**GIVEN REQUEST:**
Every line that holds the string "pixel" is to be identified and copied.
Start of EXERCISE MATERIALS
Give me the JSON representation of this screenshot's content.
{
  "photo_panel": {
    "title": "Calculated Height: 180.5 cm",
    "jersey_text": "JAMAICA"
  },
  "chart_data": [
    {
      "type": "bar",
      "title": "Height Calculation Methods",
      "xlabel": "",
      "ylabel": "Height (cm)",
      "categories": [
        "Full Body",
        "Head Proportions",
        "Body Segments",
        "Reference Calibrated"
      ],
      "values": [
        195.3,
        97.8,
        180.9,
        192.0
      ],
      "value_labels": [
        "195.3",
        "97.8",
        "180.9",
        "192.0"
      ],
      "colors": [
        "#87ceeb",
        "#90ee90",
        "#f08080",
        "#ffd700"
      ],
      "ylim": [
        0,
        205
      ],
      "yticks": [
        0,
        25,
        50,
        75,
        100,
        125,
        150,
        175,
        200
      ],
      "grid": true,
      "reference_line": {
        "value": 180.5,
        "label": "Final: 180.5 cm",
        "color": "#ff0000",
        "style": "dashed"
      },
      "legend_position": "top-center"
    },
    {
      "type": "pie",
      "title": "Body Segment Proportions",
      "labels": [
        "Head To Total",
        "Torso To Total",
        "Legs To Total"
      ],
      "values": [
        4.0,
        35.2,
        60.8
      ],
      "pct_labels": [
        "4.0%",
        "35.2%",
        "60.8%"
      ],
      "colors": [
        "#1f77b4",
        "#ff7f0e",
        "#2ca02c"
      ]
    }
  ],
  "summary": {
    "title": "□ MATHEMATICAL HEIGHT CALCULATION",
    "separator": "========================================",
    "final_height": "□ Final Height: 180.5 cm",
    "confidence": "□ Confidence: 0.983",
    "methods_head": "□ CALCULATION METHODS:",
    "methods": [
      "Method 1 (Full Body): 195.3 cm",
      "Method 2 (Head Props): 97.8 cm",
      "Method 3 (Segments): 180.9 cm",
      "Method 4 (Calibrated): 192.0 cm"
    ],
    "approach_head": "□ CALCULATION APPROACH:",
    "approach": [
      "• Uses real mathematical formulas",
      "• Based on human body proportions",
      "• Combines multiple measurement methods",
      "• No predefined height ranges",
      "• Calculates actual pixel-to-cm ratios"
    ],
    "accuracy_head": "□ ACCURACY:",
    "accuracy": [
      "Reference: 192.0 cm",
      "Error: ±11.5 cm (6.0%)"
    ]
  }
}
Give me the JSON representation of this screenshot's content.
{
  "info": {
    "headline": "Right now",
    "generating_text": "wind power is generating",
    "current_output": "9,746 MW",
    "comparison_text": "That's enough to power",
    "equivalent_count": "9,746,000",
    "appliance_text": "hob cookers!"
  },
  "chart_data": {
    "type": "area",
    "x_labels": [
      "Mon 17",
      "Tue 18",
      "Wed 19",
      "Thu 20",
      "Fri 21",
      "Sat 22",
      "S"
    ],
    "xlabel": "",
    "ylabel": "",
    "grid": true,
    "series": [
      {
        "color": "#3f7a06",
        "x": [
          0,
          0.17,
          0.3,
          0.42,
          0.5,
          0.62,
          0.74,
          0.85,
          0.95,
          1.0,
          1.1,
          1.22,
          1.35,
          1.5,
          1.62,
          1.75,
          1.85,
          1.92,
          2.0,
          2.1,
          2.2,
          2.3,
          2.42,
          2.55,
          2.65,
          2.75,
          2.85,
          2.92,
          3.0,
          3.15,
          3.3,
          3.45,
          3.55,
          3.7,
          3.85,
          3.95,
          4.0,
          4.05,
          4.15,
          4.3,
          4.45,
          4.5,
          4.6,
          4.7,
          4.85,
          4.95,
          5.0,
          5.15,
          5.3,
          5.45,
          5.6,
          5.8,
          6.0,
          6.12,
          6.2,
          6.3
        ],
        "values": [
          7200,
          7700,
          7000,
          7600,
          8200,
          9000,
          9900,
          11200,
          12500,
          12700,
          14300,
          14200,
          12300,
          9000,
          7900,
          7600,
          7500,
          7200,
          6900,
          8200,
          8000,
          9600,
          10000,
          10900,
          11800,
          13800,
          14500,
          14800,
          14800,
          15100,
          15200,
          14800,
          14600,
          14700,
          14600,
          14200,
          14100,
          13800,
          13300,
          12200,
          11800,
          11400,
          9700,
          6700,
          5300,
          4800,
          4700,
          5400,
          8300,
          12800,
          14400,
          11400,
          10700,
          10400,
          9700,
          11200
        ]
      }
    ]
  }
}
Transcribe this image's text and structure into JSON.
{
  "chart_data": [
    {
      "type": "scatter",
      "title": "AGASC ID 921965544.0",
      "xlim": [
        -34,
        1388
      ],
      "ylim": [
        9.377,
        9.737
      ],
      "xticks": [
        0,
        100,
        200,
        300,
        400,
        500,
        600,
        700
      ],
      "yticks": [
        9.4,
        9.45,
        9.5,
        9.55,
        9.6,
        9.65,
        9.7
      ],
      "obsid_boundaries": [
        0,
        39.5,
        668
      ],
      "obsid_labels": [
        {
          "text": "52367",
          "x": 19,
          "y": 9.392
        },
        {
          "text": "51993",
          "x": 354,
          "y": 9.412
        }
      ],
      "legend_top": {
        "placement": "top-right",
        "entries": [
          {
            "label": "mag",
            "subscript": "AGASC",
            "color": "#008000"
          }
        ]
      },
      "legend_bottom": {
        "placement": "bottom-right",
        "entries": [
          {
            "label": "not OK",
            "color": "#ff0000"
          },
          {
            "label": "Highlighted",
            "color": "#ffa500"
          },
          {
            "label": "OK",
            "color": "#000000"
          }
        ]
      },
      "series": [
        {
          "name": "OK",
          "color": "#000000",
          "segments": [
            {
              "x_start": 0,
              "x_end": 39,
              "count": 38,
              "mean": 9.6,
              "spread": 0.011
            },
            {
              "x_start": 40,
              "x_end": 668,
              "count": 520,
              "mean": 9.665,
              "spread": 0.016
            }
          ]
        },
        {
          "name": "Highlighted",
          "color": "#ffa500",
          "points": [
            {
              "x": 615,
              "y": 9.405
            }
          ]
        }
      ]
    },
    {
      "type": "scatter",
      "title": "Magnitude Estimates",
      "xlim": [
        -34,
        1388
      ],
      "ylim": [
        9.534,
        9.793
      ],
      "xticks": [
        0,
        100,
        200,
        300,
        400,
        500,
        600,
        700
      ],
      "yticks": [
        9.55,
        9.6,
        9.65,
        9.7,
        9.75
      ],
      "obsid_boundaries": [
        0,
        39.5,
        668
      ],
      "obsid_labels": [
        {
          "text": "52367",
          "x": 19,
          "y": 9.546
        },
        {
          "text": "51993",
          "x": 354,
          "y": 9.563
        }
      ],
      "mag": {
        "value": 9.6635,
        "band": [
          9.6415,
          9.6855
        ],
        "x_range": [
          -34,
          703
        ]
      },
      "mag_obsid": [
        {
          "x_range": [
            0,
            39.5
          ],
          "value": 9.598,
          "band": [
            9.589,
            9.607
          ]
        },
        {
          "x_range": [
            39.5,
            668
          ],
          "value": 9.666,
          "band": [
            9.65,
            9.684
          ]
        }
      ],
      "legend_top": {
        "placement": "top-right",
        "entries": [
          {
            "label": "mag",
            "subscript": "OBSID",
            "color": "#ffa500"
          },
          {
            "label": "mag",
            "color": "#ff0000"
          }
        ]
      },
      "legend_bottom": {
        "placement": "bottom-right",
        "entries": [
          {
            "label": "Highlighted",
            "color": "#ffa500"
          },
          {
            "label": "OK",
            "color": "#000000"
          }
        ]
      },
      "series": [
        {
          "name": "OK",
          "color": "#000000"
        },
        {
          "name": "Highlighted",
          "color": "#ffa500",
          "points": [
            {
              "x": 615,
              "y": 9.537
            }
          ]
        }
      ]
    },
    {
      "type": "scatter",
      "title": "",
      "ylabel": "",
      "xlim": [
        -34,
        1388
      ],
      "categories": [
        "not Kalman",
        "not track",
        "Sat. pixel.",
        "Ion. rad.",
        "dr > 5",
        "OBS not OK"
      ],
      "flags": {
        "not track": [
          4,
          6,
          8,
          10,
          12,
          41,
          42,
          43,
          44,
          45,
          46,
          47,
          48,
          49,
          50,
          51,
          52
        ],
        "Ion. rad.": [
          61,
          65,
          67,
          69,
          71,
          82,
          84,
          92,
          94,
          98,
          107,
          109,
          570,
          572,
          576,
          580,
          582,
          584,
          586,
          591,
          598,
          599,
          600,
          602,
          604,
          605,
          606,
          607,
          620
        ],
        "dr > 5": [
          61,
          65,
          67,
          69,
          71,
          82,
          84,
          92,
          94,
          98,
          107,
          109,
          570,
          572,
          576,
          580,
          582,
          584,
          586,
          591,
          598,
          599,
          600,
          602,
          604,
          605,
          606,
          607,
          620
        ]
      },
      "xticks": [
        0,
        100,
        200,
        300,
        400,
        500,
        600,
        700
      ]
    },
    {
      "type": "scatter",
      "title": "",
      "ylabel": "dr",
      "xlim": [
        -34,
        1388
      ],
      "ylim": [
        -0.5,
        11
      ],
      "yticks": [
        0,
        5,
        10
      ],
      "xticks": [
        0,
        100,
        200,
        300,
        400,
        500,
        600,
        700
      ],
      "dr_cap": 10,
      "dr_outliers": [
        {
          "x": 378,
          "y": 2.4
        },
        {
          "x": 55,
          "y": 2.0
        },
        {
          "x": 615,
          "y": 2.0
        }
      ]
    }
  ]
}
End of EXERCISE MATERIALS
**EXERCISE RESULT:**
      "• Calculates actual pixel-to-cm ratios"
        "Sat. pixel.",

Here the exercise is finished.